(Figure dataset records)
□ □ □ □ □

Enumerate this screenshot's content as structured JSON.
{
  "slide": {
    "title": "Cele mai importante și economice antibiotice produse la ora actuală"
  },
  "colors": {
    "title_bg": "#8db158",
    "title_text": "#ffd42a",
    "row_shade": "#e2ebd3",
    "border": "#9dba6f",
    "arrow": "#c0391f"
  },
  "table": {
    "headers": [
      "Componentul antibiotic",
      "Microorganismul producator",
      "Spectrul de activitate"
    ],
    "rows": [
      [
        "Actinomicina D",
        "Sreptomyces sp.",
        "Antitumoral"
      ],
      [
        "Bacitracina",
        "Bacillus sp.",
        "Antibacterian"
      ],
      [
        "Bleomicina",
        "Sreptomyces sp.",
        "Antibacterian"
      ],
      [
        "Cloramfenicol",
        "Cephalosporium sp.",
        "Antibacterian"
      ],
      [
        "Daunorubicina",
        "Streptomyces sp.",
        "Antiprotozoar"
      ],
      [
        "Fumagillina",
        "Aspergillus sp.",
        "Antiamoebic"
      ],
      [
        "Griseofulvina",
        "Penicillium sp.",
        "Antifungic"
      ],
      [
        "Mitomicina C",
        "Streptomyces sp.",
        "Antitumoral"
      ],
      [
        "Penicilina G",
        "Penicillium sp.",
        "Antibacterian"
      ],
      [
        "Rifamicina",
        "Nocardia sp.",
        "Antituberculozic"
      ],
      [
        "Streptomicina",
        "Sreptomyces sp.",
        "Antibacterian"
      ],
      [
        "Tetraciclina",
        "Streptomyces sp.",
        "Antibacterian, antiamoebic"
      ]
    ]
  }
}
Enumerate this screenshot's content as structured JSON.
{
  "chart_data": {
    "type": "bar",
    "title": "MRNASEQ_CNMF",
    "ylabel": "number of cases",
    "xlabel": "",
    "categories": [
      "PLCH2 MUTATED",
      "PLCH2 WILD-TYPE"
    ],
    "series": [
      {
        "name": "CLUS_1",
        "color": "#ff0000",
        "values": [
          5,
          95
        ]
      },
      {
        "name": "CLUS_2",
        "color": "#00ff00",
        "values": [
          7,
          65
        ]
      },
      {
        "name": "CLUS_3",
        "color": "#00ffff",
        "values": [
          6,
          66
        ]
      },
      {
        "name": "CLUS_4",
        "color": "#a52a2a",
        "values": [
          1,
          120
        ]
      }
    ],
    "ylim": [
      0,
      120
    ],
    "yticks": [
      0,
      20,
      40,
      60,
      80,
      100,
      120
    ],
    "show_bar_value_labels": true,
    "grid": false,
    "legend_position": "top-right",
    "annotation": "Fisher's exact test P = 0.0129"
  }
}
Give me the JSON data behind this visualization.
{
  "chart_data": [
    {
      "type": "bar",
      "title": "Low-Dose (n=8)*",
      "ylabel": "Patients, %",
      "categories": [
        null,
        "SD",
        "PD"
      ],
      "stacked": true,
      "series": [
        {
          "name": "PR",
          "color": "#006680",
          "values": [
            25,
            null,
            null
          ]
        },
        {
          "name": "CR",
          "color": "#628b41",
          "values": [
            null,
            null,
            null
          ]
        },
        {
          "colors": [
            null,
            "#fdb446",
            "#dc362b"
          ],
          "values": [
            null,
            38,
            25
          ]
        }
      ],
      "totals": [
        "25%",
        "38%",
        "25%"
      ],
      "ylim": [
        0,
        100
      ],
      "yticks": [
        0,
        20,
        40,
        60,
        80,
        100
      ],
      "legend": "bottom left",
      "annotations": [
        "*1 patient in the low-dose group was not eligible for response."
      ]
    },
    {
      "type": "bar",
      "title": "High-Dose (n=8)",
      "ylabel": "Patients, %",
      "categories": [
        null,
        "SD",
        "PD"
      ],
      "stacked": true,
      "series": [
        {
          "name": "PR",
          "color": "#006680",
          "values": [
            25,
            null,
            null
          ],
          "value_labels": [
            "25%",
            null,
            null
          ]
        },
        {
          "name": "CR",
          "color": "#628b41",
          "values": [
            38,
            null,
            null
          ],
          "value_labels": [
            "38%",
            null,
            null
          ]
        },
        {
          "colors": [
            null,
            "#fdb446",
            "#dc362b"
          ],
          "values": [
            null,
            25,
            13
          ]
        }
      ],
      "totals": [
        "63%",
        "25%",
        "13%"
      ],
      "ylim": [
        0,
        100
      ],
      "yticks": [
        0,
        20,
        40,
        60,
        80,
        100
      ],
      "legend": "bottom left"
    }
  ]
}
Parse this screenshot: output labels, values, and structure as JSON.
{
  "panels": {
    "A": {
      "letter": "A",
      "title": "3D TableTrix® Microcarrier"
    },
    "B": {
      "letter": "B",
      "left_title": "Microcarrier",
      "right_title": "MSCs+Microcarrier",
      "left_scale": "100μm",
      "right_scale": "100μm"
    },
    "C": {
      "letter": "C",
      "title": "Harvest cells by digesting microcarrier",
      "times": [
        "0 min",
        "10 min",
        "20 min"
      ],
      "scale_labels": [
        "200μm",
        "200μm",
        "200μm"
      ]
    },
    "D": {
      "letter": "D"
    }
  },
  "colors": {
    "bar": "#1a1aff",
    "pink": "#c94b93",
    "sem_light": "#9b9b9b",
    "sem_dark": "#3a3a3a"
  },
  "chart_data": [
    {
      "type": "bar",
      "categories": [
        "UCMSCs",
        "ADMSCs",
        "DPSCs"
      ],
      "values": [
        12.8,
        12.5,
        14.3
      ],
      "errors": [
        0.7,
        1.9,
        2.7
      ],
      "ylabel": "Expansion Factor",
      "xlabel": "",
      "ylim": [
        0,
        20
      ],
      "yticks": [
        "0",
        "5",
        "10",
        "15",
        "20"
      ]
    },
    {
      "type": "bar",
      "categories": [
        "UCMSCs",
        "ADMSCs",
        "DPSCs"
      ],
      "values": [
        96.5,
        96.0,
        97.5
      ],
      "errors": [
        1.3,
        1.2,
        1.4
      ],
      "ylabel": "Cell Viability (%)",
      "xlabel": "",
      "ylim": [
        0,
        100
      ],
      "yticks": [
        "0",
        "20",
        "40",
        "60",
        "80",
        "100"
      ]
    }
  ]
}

□ □ □ □ □

■ **WHAT YOU SHOULD DO**: The records above need to be duplicated. Keep every word unchanged.

■ **TASK ANSWER**:
Enumerate this screenshot's content as structured JSON.
{
  "slide": {
    "title": "Cele mai importante și economice antibiotice produse la ora actuală"
  },
  "colors": {
    "title_bg": "#8db158",
    "title_text": "#ffd42a",
    "row_shade": "#e2ebd3",
    "border": "#9dba6f",
    "arrow": "#c0391f"
  },
  "table": {
    "headers": [
      "Componentul antibiotic",
      "Microorganismul producator",
      "Spectrul de activitate"
    ],
    "rows": [
      [
        "Actinomicina D",
        "Sreptomyces sp.",
        "Antitumoral"
      ],
      [
        "Bacitracina",
        "Bacillus sp.",
        "Antibacterian"
      ],
      [
        "Bleomicina",
        "Sreptomyces sp.",
        "Antibacterian"
      ],
      [
        "Cloramfenicol",
        "Cephalosporium sp.",
        "Antibacterian"
      ],
      [
        "Daunorubicina",
        "Streptomyces sp.",
        "Antiprotozoar"
      ],
      [
        "Fumagillina",
        "Aspergillus sp.",
        "Antiamoebic"
      ],
      [
        "Griseofulvina",
        "Penicillium sp.",
        "Antifungic"
      ],
      [
        "Mitomicina C",
        "Streptomyces sp.",
        "Antitumoral"
      ],
      [
        "Penicilina G",
        "Penicillium sp.",
        "Antibacterian"
      ],
      [
        "Rifamicina",
        "Nocardia sp.",
        "Antituberculozic"
      ],
      [
        "Streptomicina",
        "Sreptomyces sp.",
        "Antibacterian"
      ],
      [
        "Tetraciclina",
        "Streptomyces sp.",
        "Antibacterian, antiamoebic"
      ]
    ]
  }
}
Enumerate this screenshot's content as structured JSON.
{
  "chart_data": {
    "type": "bar",
    "title": "MRNASEQ_CNMF",
    "ylabel": "number of cases",
    "xlabel": "",
    "categories": [
      "PLCH2 MUTATED",
      "PLCH2 WILD-TYPE"
    ],
    "series": [
      {
        "name": "CLUS_1",
        "color": "#ff0000",
        "values": [
          5,
          95
        ]
      },
      {
        "name": "CLUS_2",
        "color": "#00ff00",
        "values": [
          7,
          65
        ]
      },
      {
        "name": "CLUS_3",
        "color": "#00ffff",
        "values": [
          6,
          66
        ]
      },
      {
        "name": "CLUS_4",
        "color": "#a52a2a",
        "values": [
          1,
          120
        ]
      }
    ],
    "ylim": [
      0,
      120
    ],
    "yticks": [
      0,
      20,
      40,
      60,
      80,
      100,
      120
    ],
    "show_bar_value_labels": true,
    "grid": false,
    "legend_position": "top-right",
    "annotation": "Fisher's exact test P = 0.0129"
  }
}
Give me the JSON data behind this visualization.
{
  "chart_data": [
    {
      "type": "bar",
      "title": "Low-Dose (n=8)*",
      "ylabel": "Patients, %",
      "categories": [
        null,
        "SD",
        "PD"
      ],
      "stacked": true,
      "series": [
        {
          "name": "PR",
          "color": "#006680",
          "values": [
            25,
            null,
            null
          ]
        },
        {
          "name": "CR",
          "color": "#628b41",
          "values": [
            null,
            null,
            null
          ]
        },
        {
          "colors": [
            null,
            "#fdb446",
            "#dc362b"
          ],
          "values": [
            null,
            38,
            25
          ]
        }
      ],
      "totals": [
        "25%",
        "38%",
        "25%"
      ],
      "ylim": [
        0,
        100
      ],
      "yticks": [
        0,
        20,
        40,
        60,
        80,
        100
      ],
      "legend": "bottom left",
      "annotations": [
        "*1 patient in the low-dose group was not eligible for response."
      ]
    },
    {
      "type": "bar",
      "title": "High-Dose (n=8)",
      "ylabel": "Patients, %",
      "categories": [
        null,
        "SD",
        "PD"
      ],
      "stacked": true,
      "series": [
        {
          "name": "PR",
          "color": "#006680",
          "values": [
            25,
            null,
            null
          ],
          "value_labels": [
            "25%",
            null,
            null
          ]
        },
        {
          "name": "CR",
          "color": "#628b41",
          "values": [
            38,
            null,
            null
          ],
          "value_labels": [
            "38%",
            null,
            null
          ]
        },
        {
          "colors": [
            null,
            "#fdb446",
            "#dc362b"
          ],
          "values": [
            null,
            25,
            13
          ]
        }
      ],
      "totals": [
        "63%",
        "25%",
        "13%"
      ],
      "ylim": [
        0,
        100
      ],
      "yticks": [
        0,
        20,
        40,
        60,
        80,
        100
      ],
      "legend": "bottom left"
    }
  ]
}
Parse this screenshot: output labels, values, and structure as JSON.
{
  "panels": {
    "A": {
      "letter": "A",
      "title": "3D TableTrix® Microcarrier"
    },
    "B": {
      "letter": "B",
      "left_title": "Microcarrier",
      "right_title": "MSCs+Microcarrier",
      "left_scale": "100μm",
      "right_scale": "100μm"
    },
    "C": {
      "letter": "C",
      "title": "Harvest cells by digesting microcarrier",
      "times": [
        "0 min",
        "10 min",
        "20 min"
      ],
      "scale_labels": [
        "200μm",
        "200μm",
        "200μm"
      ]
    },
    "D": {
      "letter": "D"
    }
  },
  "colors": {
    "bar": "#1a1aff",
    "pink": "#c94b93",
    "sem_light": "#9b9b9b",
    "sem_dark": "#3a3a3a"
  },
  "chart_data": [
    {
      "type": "bar",
      "categories": [
        "UCMSCs",
        "ADMSCs",
        "DPSCs"
      ],
      "values": [
        12.8,
        12.5,
        14.3
      ],
      "errors": [
        0.7,
        1.9,
        2.7
      ],
      "ylabel": "Expansion Factor",
      "xlabel": "",
      "ylim": [
        0,
        20
      ],
      "yticks": [
        "0",
        "5",
        "10",
        "15",
        "20"
      ]
    },
    {
      "type": "bar",
      "categories": [
        "UCMSCs",
        "ADMSCs",
        "DPSCs"
      ],
      "values": [
        96.5,
        96.0,
        97.5
      ],
      "errors": [
        1.3,
        1.2,
        1.4
      ],
      "ylabel": "Cell Viability (%)",
      "xlabel": "",
      "ylim": [
        0,
        100
      ],
      "yticks": [
        "0",
        "20",
        "40",
        "60",
        "80",
        "100"
      ]
    }
  ]
}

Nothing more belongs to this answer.